**Task statement**
Give the material once more, word for word, without any images.

Data excerpts
((
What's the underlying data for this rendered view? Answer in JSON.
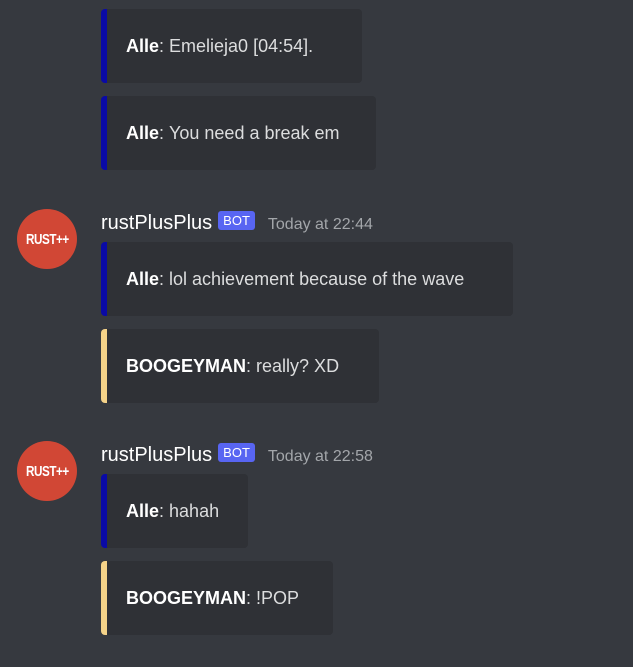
{
  "messages": [
    {
      "username": "rustPlusPlus",
      "avatar_text": "RUST++",
      "bot_tag": "BOT",
      "timestamp": "Today at 22:44"
    },
    {
      "username": "rustPlusPlus",
      "avatar_text": "RUST++",
      "bot_tag": "BOT",
      "timestamp": "Today at 22:58"
    }
  ],
  "embeds": [
    {
      "author": "Alle",
      "separator": ": ",
      "text": "Emelieja0 [04:54].",
      "color": "#0a0aa5"
    },
    {
      "author": "Alle",
      "separator": ": ",
      "text": "You need a break em",
      "color": "#0a0aa5"
    },
    {
      "author": "Alle",
      "separator": ": ",
      "text": "lol achievement because of the wave",
      "color": "#0a0aa5"
    },
    {
      "author": "BOOGEYMAN",
      "separator": ": ",
      "text": "really? XD",
      "color": "#f5d389"
    },
    {
      "author": "Alle",
      "separator": ": ",
      "text": "hahah",
      "color": "#0a0aa5"
    },
    {
      "author": "BOOGEYMAN",
      "separator": ": ",
      "text": "!POP",
      "color": "#f5d389"
    }
  ],
  "theme": {
    "background": "#36393f",
    "embed_background": "#2f3136",
    "bot_tag_color": "#5865f2",
    "avatar_color": "#d14735"
  }
}
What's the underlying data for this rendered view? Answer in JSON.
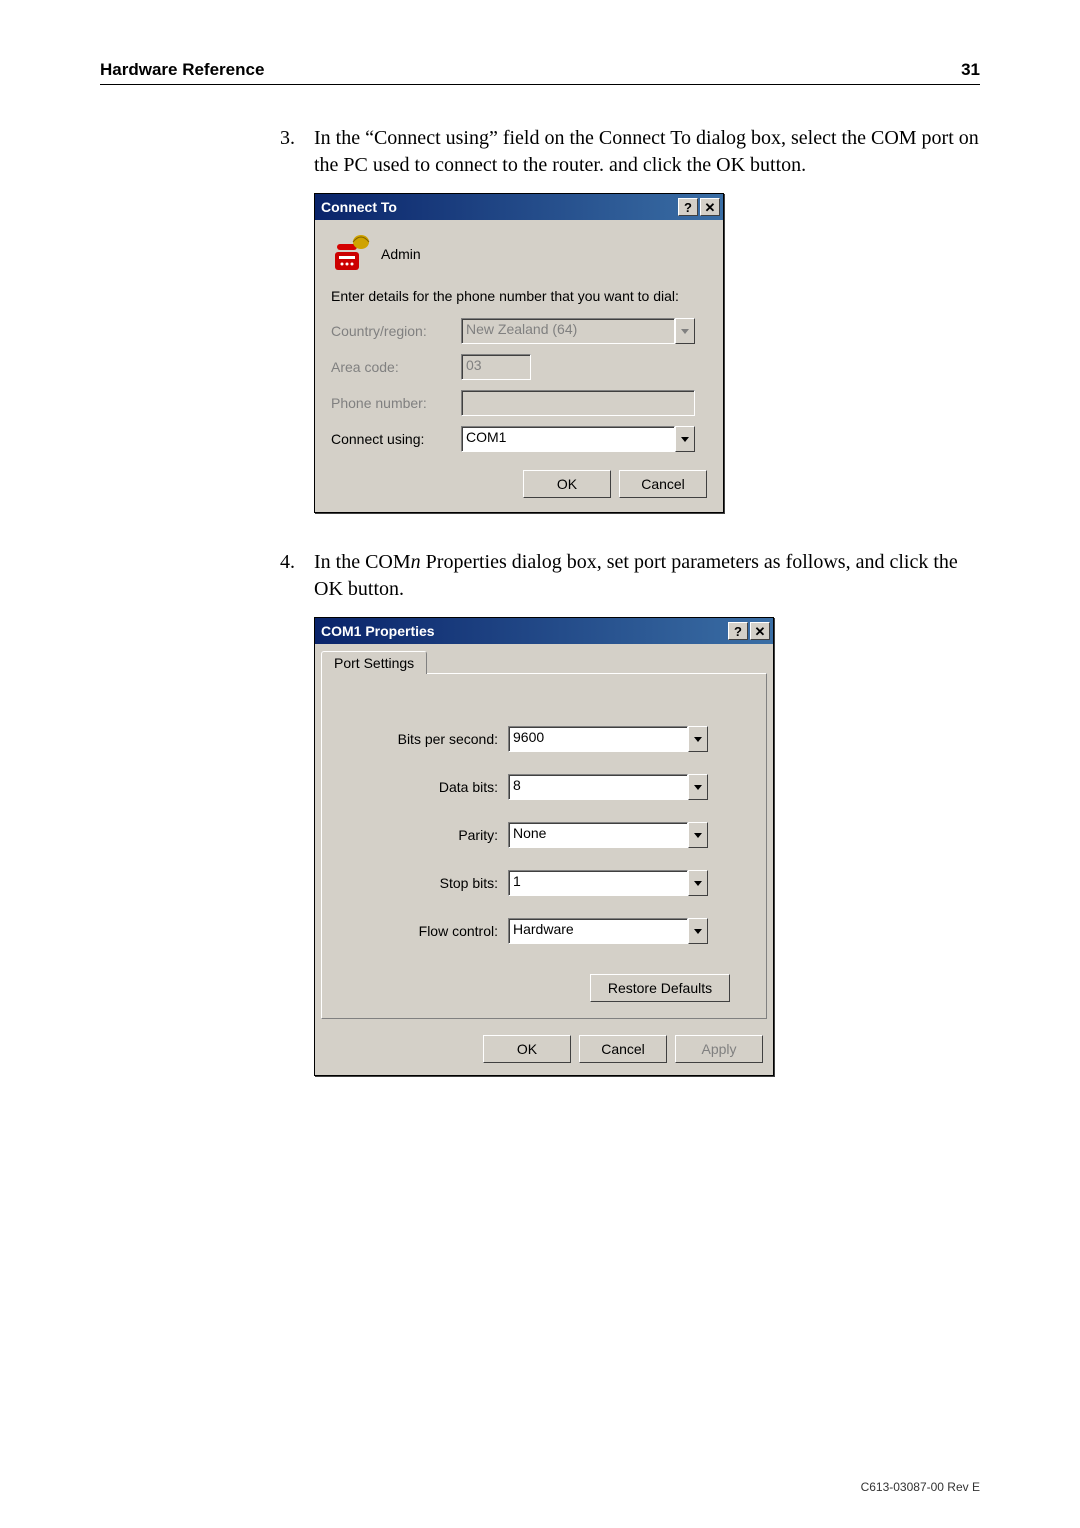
{
  "header": {
    "title": "Hardware Reference",
    "page_number": "31"
  },
  "steps": [
    {
      "number": "3.",
      "text": "In the “Connect using” field on the Connect To dialog box, select the COM port on the PC used to connect to the router. and click the OK button."
    },
    {
      "number": "4.",
      "text_prefix": "In the COM",
      "text_em": "n",
      "text_suffix": " Properties dialog box, set port parameters as follows, and click the OK button."
    }
  ],
  "connect_dialog": {
    "title": "Connect To",
    "icon_label": "Admin",
    "instruction": "Enter details for the phone number that you want to dial:",
    "fields": {
      "country_region": {
        "label": "Country/region:",
        "value": "New Zealand (64)"
      },
      "area_code": {
        "label": "Area code:",
        "value": "03"
      },
      "phone_number": {
        "label": "Phone number:",
        "value": ""
      },
      "connect_using": {
        "label": "Connect using:",
        "value": "COM1"
      }
    },
    "buttons": {
      "ok": "OK",
      "cancel": "Cancel"
    }
  },
  "com_props_dialog": {
    "title": "COM1 Properties",
    "tab": "Port Settings",
    "fields": {
      "bits_per_second": {
        "label": "Bits per second:",
        "value": "9600"
      },
      "data_bits": {
        "label": "Data bits:",
        "value": "8"
      },
      "parity": {
        "label": "Parity:",
        "value": "None"
      },
      "stop_bits": {
        "label": "Stop bits:",
        "value": "1"
      },
      "flow_control": {
        "label": "Flow control:",
        "value": "Hardware"
      }
    },
    "buttons": {
      "restore": "Restore Defaults",
      "ok": "OK",
      "cancel": "Cancel",
      "apply": "Apply"
    }
  },
  "footer": "C613-03087-00 Rev E"
}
))
**Task output**
What's the underlying data for this rendered view? Answer in JSON.
{
  "messages": [
    {
      "username": "rustPlusPlus",
      "avatar_text": "RUST++",
      "bot_tag": "BOT",
      "timestamp": "Today at 22:44"
    },
    {
      "username": "rustPlusPlus",
      "avatar_text": "RUST++",
      "bot_tag": "BOT",
      "timestamp": "Today at 22:58"
    }
  ],
  "embeds": [
    {
      "author": "Alle",
      "separator": ": ",
      "text": "Emelieja0 [04:54].",
      "color": "#0a0aa5"
    },
    {
      "author": "Alle",
      "separator": ": ",
      "text": "You need a break em",
      "color": "#0a0aa5"
    },
    {
      "author": "Alle",
      "separator": ": ",
      "text": "lol achievement because of the wave",
      "color": "#0a0aa5"
    },
    {
      "author": "BOOGEYMAN",
      "separator": ": ",
      "text": "really? XD",
      "color": "#f5d389"
    },
    {
      "author": "Alle",
      "separator": ": ",
      "text": "hahah",
      "color": "#0a0aa5"
    },
    {
      "author": "BOOGEYMAN",
      "separator": ": ",
      "text": "!POP",
      "color": "#f5d389"
    }
  ],
  "theme": {
    "background": "#36393f",
    "embed_background": "#2f3136",
    "bot_tag_color": "#5865f2",
    "avatar_color": "#d14735"
  }
}
What's the underlying data for this rendered view? Answer in JSON.
{
  "header": {
    "title": "Hardware Reference",
    "page_number": "31"
  },
  "steps": [
    {
      "number": "3.",
      "text": "In the “Connect using” field on the Connect To dialog box, select the COM port on the PC used to connect to the router. and click the OK button."
    },
    {
      "number": "4.",
      "text_prefix": "In the COM",
      "text_em": "n",
      "text_suffix": " Properties dialog box, set port parameters as follows, and click the OK button."
    }
  ],
  "connect_dialog": {
    "title": "Connect To",
    "icon_label": "Admin",
    "instruction": "Enter details for the phone number that you want to dial:",
    "fields": {
      "country_region": {
        "label": "Country/region:",
        "value": "New Zealand (64)"
      },
      "area_code": {
        "label": "Area code:",
        "value": "03"
      },
      "phone_number": {
        "label": "Phone number:",
        "value": ""
      },
      "connect_using": {
        "label": "Connect using:",
        "value": "COM1"
      }
    },
    "buttons": {
      "ok": "OK",
      "cancel": "Cancel"
    }
  },
  "com_props_dialog": {
    "title": "COM1 Properties",
    "tab": "Port Settings",
    "fields": {
      "bits_per_second": {
        "label": "Bits per second:",
        "value": "9600"
      },
      "data_bits": {
        "label": "Data bits:",
        "value": "8"
      },
      "parity": {
        "label": "Parity:",
        "value": "None"
      },
      "stop_bits": {
        "label": "Stop bits:",
        "value": "1"
      },
      "flow_control": {
        "label": "Flow control:",
        "value": "Hardware"
      }
    },
    "buttons": {
      "restore": "Restore Defaults",
      "ok": "OK",
      "cancel": "Cancel",
      "apply": "Apply"
    }
  },
  "footer": "C613-03087-00 Rev E"
}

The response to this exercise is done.